Task item –
Check each line of the material below for the word "Relative". Say how many lines have it, and nothing else.

Given data –
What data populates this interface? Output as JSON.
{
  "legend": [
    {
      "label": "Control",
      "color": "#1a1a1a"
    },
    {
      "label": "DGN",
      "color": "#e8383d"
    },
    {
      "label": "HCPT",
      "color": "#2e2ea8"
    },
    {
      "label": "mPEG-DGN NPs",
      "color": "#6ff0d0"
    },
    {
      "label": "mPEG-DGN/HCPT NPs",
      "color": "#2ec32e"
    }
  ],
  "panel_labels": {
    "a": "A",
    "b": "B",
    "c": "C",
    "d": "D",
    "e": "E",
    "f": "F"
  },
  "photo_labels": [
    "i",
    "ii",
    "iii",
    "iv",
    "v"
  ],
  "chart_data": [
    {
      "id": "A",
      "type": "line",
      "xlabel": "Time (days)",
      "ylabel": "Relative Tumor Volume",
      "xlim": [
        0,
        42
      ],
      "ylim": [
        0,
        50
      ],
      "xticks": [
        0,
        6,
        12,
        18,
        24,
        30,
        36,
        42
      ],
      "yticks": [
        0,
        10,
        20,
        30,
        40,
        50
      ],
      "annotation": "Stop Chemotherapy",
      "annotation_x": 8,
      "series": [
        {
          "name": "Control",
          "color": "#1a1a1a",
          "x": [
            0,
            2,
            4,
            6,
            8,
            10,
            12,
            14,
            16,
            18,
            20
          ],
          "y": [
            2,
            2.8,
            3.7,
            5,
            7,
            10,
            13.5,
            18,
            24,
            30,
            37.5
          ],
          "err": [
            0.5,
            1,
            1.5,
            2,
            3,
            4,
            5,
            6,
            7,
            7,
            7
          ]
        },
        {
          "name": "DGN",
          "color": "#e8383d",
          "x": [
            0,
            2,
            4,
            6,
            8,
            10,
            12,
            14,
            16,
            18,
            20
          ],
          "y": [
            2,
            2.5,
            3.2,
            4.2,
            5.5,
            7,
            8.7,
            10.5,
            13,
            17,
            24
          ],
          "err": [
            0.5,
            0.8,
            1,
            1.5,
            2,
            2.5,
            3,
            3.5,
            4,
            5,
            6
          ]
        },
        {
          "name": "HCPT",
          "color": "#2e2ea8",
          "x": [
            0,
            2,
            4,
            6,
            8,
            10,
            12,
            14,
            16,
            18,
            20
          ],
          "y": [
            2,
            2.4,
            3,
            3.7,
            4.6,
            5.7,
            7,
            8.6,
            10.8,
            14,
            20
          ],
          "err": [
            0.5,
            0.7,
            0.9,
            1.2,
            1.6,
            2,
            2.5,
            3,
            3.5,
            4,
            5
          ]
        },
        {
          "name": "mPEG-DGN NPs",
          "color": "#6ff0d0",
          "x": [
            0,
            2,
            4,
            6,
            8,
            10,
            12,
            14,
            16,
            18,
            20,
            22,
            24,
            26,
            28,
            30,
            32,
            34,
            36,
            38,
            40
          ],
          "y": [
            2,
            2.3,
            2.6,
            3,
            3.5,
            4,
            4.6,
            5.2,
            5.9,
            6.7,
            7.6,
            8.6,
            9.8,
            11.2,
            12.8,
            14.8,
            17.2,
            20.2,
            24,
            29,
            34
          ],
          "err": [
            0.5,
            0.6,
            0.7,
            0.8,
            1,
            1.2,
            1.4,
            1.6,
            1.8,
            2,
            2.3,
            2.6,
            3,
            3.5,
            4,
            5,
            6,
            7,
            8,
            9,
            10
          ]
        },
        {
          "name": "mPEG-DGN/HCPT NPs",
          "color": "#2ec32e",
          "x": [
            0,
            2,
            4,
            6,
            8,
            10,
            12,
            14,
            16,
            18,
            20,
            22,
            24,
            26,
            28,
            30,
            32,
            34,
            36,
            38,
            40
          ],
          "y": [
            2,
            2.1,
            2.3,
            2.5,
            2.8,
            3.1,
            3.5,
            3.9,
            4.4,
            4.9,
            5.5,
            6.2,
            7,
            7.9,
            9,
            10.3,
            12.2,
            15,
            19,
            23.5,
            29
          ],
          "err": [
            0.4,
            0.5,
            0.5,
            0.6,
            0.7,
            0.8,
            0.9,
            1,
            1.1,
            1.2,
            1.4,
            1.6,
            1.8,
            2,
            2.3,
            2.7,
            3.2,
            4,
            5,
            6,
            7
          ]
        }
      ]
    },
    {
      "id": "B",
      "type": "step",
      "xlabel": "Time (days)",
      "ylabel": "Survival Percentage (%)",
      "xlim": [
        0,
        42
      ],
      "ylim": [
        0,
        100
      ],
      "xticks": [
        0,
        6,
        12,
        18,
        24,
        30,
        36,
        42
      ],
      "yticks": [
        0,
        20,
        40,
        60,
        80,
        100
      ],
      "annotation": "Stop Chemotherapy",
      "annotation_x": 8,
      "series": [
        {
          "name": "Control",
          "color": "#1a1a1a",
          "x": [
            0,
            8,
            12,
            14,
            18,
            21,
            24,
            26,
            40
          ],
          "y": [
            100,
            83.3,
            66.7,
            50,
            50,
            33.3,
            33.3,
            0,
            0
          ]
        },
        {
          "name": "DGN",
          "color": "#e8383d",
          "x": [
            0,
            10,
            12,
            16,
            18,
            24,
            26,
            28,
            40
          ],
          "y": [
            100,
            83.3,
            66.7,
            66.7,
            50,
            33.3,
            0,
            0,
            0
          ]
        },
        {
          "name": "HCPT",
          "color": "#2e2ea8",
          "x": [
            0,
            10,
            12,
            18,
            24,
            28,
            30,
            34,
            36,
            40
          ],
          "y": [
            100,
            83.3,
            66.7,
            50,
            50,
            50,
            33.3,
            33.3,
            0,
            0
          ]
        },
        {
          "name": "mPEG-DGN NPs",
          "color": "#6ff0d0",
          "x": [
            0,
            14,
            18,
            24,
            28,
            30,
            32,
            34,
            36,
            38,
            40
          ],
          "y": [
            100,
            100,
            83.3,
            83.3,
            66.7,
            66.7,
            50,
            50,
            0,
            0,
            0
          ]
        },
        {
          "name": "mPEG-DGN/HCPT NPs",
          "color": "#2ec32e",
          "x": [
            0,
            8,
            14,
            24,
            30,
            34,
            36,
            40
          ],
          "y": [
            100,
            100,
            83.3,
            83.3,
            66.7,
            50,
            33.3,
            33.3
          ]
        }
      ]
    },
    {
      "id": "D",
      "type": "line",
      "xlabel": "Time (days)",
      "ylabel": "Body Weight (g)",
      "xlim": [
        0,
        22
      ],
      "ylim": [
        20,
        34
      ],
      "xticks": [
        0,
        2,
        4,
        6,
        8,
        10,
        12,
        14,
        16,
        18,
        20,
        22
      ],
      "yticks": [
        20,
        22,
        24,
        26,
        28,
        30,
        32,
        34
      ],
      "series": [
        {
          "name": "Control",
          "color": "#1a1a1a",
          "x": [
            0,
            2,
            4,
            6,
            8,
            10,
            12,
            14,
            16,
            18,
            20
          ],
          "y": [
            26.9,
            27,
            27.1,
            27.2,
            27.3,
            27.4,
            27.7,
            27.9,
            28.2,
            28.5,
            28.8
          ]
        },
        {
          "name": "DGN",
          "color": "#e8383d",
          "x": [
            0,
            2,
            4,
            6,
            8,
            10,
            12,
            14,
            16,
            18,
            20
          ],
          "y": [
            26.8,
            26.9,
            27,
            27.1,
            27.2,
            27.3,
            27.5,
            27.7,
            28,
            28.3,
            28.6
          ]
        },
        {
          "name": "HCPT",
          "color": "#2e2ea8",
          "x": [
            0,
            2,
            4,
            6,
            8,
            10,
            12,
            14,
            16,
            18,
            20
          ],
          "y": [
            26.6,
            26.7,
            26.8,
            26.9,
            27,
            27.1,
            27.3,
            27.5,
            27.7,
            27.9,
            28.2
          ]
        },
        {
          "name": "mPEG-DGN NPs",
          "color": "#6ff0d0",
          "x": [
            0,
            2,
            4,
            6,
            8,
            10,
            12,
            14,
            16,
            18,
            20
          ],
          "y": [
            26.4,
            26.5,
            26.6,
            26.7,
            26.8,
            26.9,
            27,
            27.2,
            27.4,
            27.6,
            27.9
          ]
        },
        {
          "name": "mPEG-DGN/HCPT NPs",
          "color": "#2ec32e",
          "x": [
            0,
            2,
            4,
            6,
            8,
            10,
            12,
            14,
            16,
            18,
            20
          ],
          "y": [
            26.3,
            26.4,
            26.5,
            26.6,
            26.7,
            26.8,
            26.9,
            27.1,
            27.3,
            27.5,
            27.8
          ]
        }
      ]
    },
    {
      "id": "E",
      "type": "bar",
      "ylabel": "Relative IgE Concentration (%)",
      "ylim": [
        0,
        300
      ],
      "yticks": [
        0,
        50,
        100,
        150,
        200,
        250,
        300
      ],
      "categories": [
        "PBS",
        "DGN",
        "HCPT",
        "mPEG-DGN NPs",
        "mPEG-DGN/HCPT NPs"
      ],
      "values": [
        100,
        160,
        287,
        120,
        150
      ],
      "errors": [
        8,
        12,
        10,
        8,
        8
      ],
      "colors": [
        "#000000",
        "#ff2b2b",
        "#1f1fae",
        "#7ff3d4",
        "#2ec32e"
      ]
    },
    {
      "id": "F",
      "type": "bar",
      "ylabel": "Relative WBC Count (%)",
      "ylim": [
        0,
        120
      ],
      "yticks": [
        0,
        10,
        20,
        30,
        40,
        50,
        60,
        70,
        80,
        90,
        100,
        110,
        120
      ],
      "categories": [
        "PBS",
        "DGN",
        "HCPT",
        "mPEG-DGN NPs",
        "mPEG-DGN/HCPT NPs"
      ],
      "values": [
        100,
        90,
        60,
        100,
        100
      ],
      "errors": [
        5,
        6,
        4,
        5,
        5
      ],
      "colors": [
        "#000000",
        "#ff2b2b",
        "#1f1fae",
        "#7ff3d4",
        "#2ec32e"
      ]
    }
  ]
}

Response to the task –
3